**Requirements:** Search the listing for the string "title" and copy every line that contains it.
>> start
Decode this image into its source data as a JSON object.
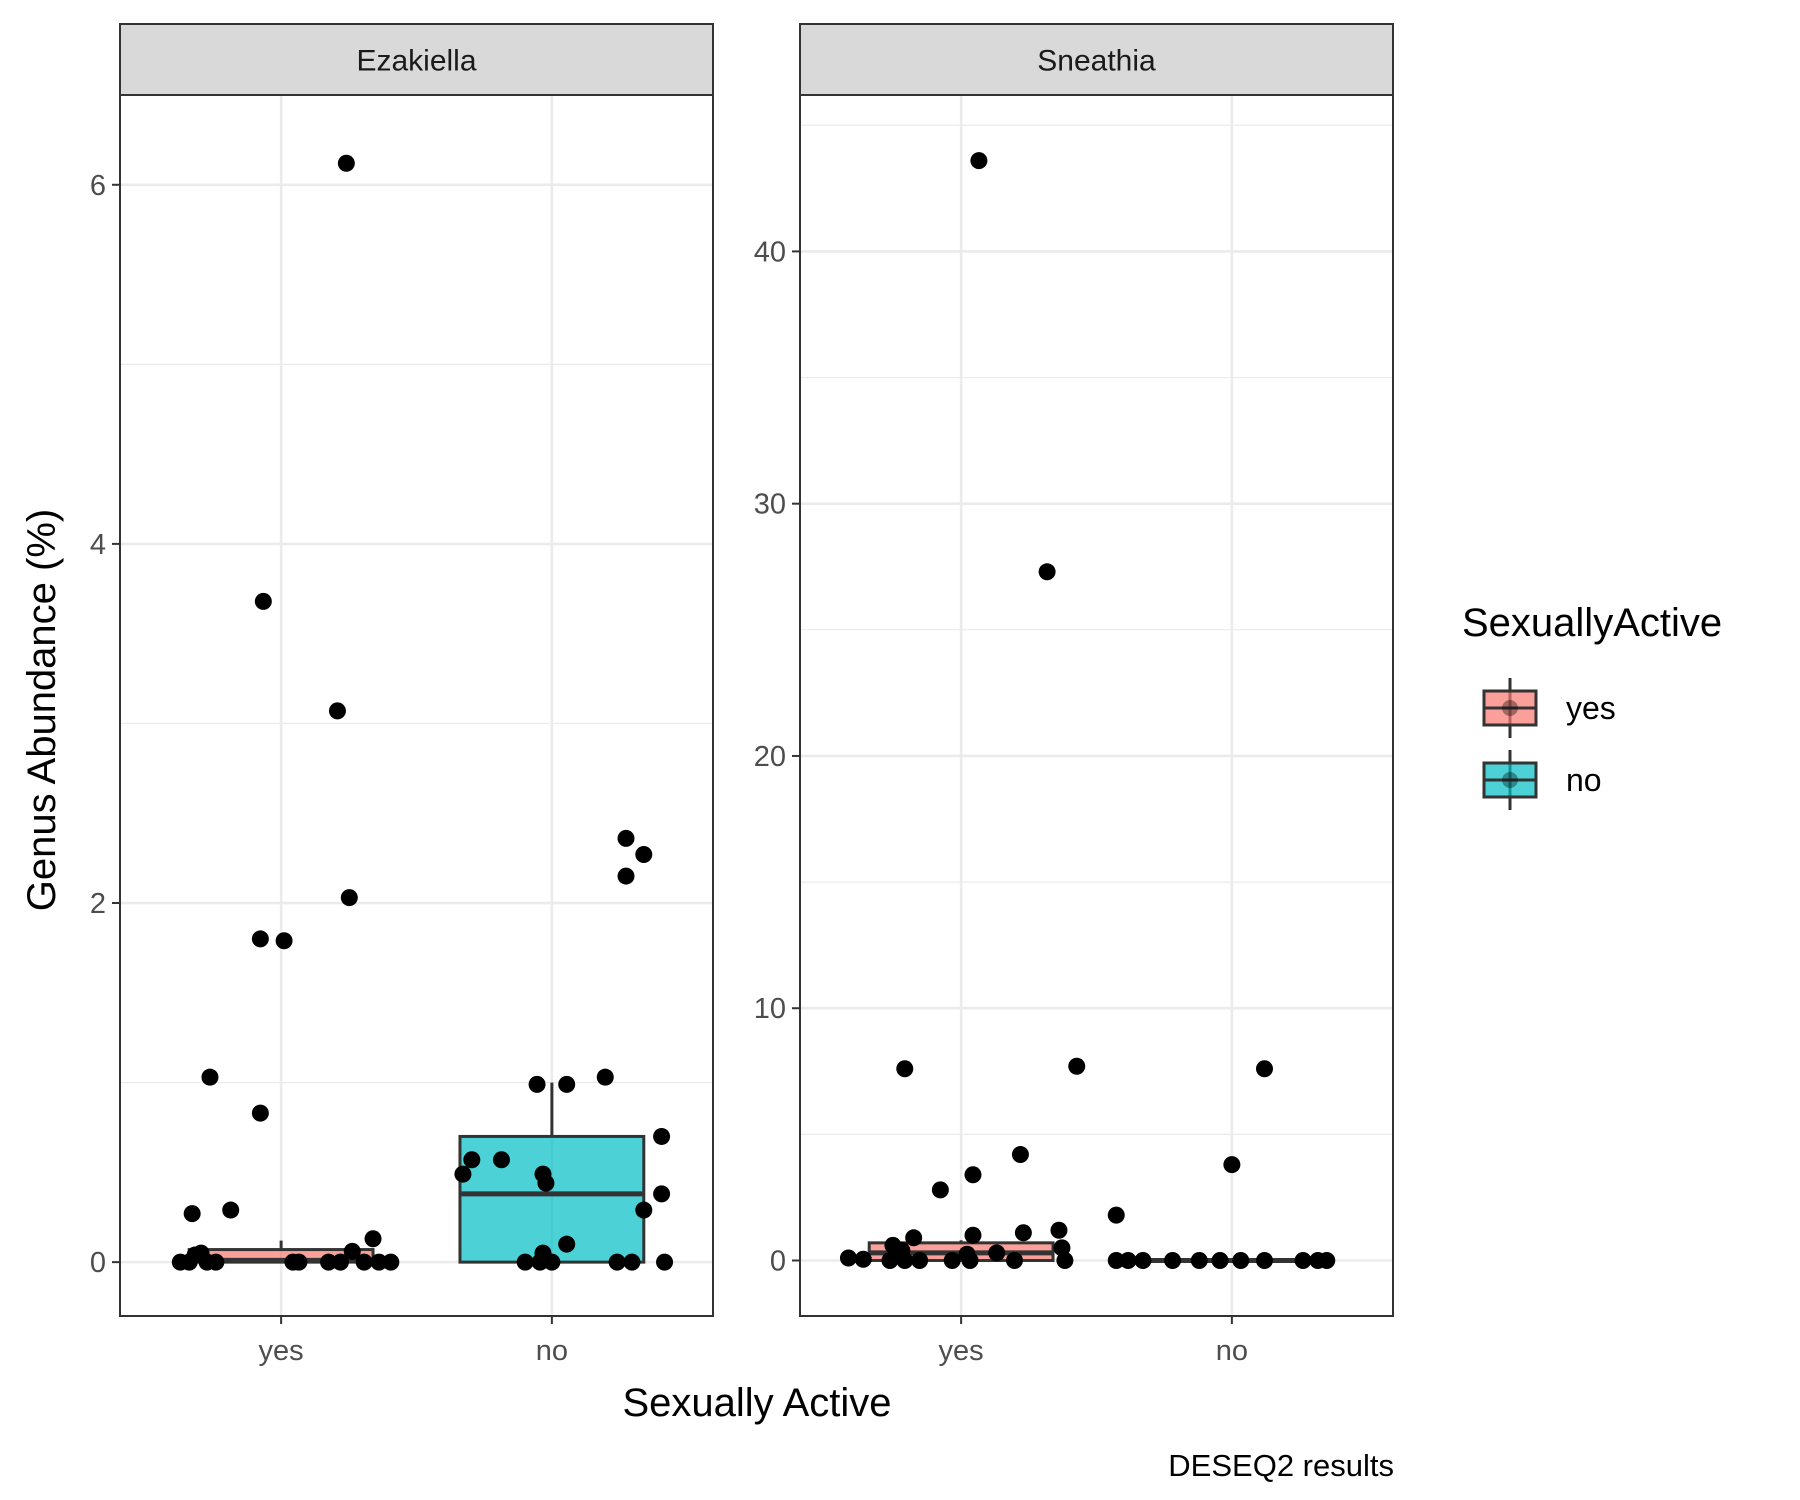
{
  "chart_data": {
    "type": "boxplot",
    "xlabel": "Sexually Active",
    "ylabel": "Genus Abundance (%)",
    "caption": "DESEQ2 results",
    "categories": [
      "yes",
      "no"
    ],
    "legend": {
      "title": "SexuallyActive",
      "position": "right",
      "entries": [
        {
          "label": "yes",
          "color": "#F8766D"
        },
        {
          "label": "no",
          "color": "#00BFC4"
        }
      ]
    },
    "grid": true,
    "panels": [
      {
        "title": "Ezakiella",
        "ylim": [
          -0.3,
          6.5
        ],
        "yticks": [
          0,
          2,
          4,
          6
        ],
        "ytick_labels": [
          "0",
          "2",
          "4",
          "6"
        ],
        "boxes": [
          {
            "group": "yes",
            "q1": 0.0,
            "median": 0.01,
            "q3": 0.07,
            "whisker_low": 0.0,
            "whisker_high": 0.12
          },
          {
            "group": "no",
            "q1": 0.0,
            "median": 0.38,
            "q3": 0.7,
            "whisker_low": 0.0,
            "whisker_high": 1.0
          }
        ],
        "points": [
          {
            "group": "yes",
            "x_offset": 0.22,
            "y": 6.12
          },
          {
            "group": "yes",
            "x_offset": -0.06,
            "y": 3.68
          },
          {
            "group": "yes",
            "x_offset": 0.19,
            "y": 3.07
          },
          {
            "group": "yes",
            "x_offset": 0.23,
            "y": 2.03
          },
          {
            "group": "yes",
            "x_offset": -0.07,
            "y": 1.8
          },
          {
            "group": "yes",
            "x_offset": 0.01,
            "y": 1.79
          },
          {
            "group": "yes",
            "x_offset": -0.24,
            "y": 1.03
          },
          {
            "group": "yes",
            "x_offset": -0.07,
            "y": 0.83
          },
          {
            "group": "yes",
            "x_offset": -0.17,
            "y": 0.29
          },
          {
            "group": "yes",
            "x_offset": -0.3,
            "y": 0.27
          },
          {
            "group": "yes",
            "x_offset": 0.31,
            "y": 0.13
          },
          {
            "group": "yes",
            "x_offset": 0.24,
            "y": 0.06
          },
          {
            "group": "yes",
            "x_offset": -0.27,
            "y": 0.05
          },
          {
            "group": "yes",
            "x_offset": -0.29,
            "y": 0.04
          },
          {
            "group": "yes",
            "x_offset": -0.34,
            "y": 0.0
          },
          {
            "group": "yes",
            "x_offset": -0.31,
            "y": 0.0
          },
          {
            "group": "yes",
            "x_offset": -0.25,
            "y": 0.0
          },
          {
            "group": "yes",
            "x_offset": -0.22,
            "y": 0.0
          },
          {
            "group": "yes",
            "x_offset": 0.04,
            "y": 0.0
          },
          {
            "group": "yes",
            "x_offset": 0.06,
            "y": 0.0
          },
          {
            "group": "yes",
            "x_offset": 0.16,
            "y": 0.0
          },
          {
            "group": "yes",
            "x_offset": 0.2,
            "y": 0.0
          },
          {
            "group": "yes",
            "x_offset": 0.28,
            "y": 0.0
          },
          {
            "group": "yes",
            "x_offset": 0.33,
            "y": 0.0
          },
          {
            "group": "yes",
            "x_offset": 0.37,
            "y": 0.0
          },
          {
            "group": "no",
            "x_offset": 0.25,
            "y": 2.36
          },
          {
            "group": "no",
            "x_offset": 0.31,
            "y": 2.27
          },
          {
            "group": "no",
            "x_offset": 0.25,
            "y": 2.15
          },
          {
            "group": "no",
            "x_offset": 0.18,
            "y": 1.03
          },
          {
            "group": "no",
            "x_offset": -0.05,
            "y": 0.99
          },
          {
            "group": "no",
            "x_offset": 0.05,
            "y": 0.99
          },
          {
            "group": "no",
            "x_offset": 0.37,
            "y": 0.7
          },
          {
            "group": "no",
            "x_offset": -0.27,
            "y": 0.57
          },
          {
            "group": "no",
            "x_offset": -0.17,
            "y": 0.57
          },
          {
            "group": "no",
            "x_offset": -0.3,
            "y": 0.49
          },
          {
            "group": "no",
            "x_offset": -0.03,
            "y": 0.49
          },
          {
            "group": "no",
            "x_offset": -0.02,
            "y": 0.44
          },
          {
            "group": "no",
            "x_offset": 0.37,
            "y": 0.38
          },
          {
            "group": "no",
            "x_offset": 0.31,
            "y": 0.29
          },
          {
            "group": "no",
            "x_offset": 0.05,
            "y": 0.1
          },
          {
            "group": "no",
            "x_offset": -0.03,
            "y": 0.05
          },
          {
            "group": "no",
            "x_offset": -0.09,
            "y": 0.0
          },
          {
            "group": "no",
            "x_offset": -0.04,
            "y": 0.0
          },
          {
            "group": "no",
            "x_offset": 0.0,
            "y": 0.0
          },
          {
            "group": "no",
            "x_offset": 0.22,
            "y": 0.0
          },
          {
            "group": "no",
            "x_offset": 0.27,
            "y": 0.0
          },
          {
            "group": "no",
            "x_offset": 0.38,
            "y": 0.0
          }
        ]
      },
      {
        "title": "Sneathia",
        "ylim": [
          -2.2,
          46.2
        ],
        "yticks": [
          0,
          10,
          20,
          30,
          40
        ],
        "ytick_labels": [
          "0",
          "10",
          "20",
          "30",
          "40"
        ],
        "boxes": [
          {
            "group": "yes",
            "q1": 0.0,
            "median": 0.3,
            "q3": 0.7,
            "whisker_low": 0.0,
            "whisker_high": 0.8
          },
          {
            "group": "no",
            "q1": 0.0,
            "median": 0.0,
            "q3": 0.0,
            "whisker_low": 0.0,
            "whisker_high": 0.0
          }
        ],
        "points": [
          {
            "group": "yes",
            "x_offset": 0.06,
            "y": 43.6
          },
          {
            "group": "yes",
            "x_offset": 0.29,
            "y": 27.3
          },
          {
            "group": "yes",
            "x_offset": 0.39,
            "y": 7.7
          },
          {
            "group": "yes",
            "x_offset": -0.19,
            "y": 7.6
          },
          {
            "group": "yes",
            "x_offset": 0.2,
            "y": 4.2
          },
          {
            "group": "yes",
            "x_offset": 0.04,
            "y": 3.4
          },
          {
            "group": "yes",
            "x_offset": -0.07,
            "y": 2.8
          },
          {
            "group": "yes",
            "x_offset": 0.33,
            "y": 1.2
          },
          {
            "group": "yes",
            "x_offset": 0.21,
            "y": 1.1
          },
          {
            "group": "yes",
            "x_offset": 0.04,
            "y": 1.0
          },
          {
            "group": "yes",
            "x_offset": -0.16,
            "y": 0.9
          },
          {
            "group": "yes",
            "x_offset": -0.23,
            "y": 0.6
          },
          {
            "group": "yes",
            "x_offset": 0.34,
            "y": 0.5
          },
          {
            "group": "yes",
            "x_offset": -0.2,
            "y": 0.4
          },
          {
            "group": "yes",
            "x_offset": 0.12,
            "y": 0.3
          },
          {
            "group": "yes",
            "x_offset": 0.02,
            "y": 0.25
          },
          {
            "group": "yes",
            "x_offset": -0.38,
            "y": 0.1
          },
          {
            "group": "yes",
            "x_offset": -0.33,
            "y": 0.05
          },
          {
            "group": "yes",
            "x_offset": -0.24,
            "y": 0.0
          },
          {
            "group": "yes",
            "x_offset": -0.19,
            "y": 0.0
          },
          {
            "group": "yes",
            "x_offset": -0.14,
            "y": 0.0
          },
          {
            "group": "yes",
            "x_offset": -0.03,
            "y": 0.0
          },
          {
            "group": "yes",
            "x_offset": 0.03,
            "y": 0.0
          },
          {
            "group": "yes",
            "x_offset": 0.18,
            "y": 0.0
          },
          {
            "group": "yes",
            "x_offset": 0.35,
            "y": 0.0
          },
          {
            "group": "no",
            "x_offset": 0.11,
            "y": 7.6
          },
          {
            "group": "no",
            "x_offset": 0.0,
            "y": 3.8
          },
          {
            "group": "no",
            "x_offset": -0.39,
            "y": 1.8
          },
          {
            "group": "no",
            "x_offset": -0.39,
            "y": 0.0
          },
          {
            "group": "no",
            "x_offset": -0.35,
            "y": 0.0
          },
          {
            "group": "no",
            "x_offset": -0.3,
            "y": 0.0
          },
          {
            "group": "no",
            "x_offset": -0.2,
            "y": 0.0
          },
          {
            "group": "no",
            "x_offset": -0.11,
            "y": 0.0
          },
          {
            "group": "no",
            "x_offset": -0.04,
            "y": 0.0
          },
          {
            "group": "no",
            "x_offset": 0.03,
            "y": 0.0
          },
          {
            "group": "no",
            "x_offset": 0.11,
            "y": 0.0
          },
          {
            "group": "no",
            "x_offset": 0.24,
            "y": 0.0
          },
          {
            "group": "no",
            "x_offset": 0.29,
            "y": 0.0
          },
          {
            "group": "no",
            "x_offset": 0.32,
            "y": 0.0
          }
        ]
      }
    ]
  }
}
>> end
**Solution for this problem:**
      "title": "SexuallyActive",
        "title": "Ezakiella",
        "title": "Sneathia",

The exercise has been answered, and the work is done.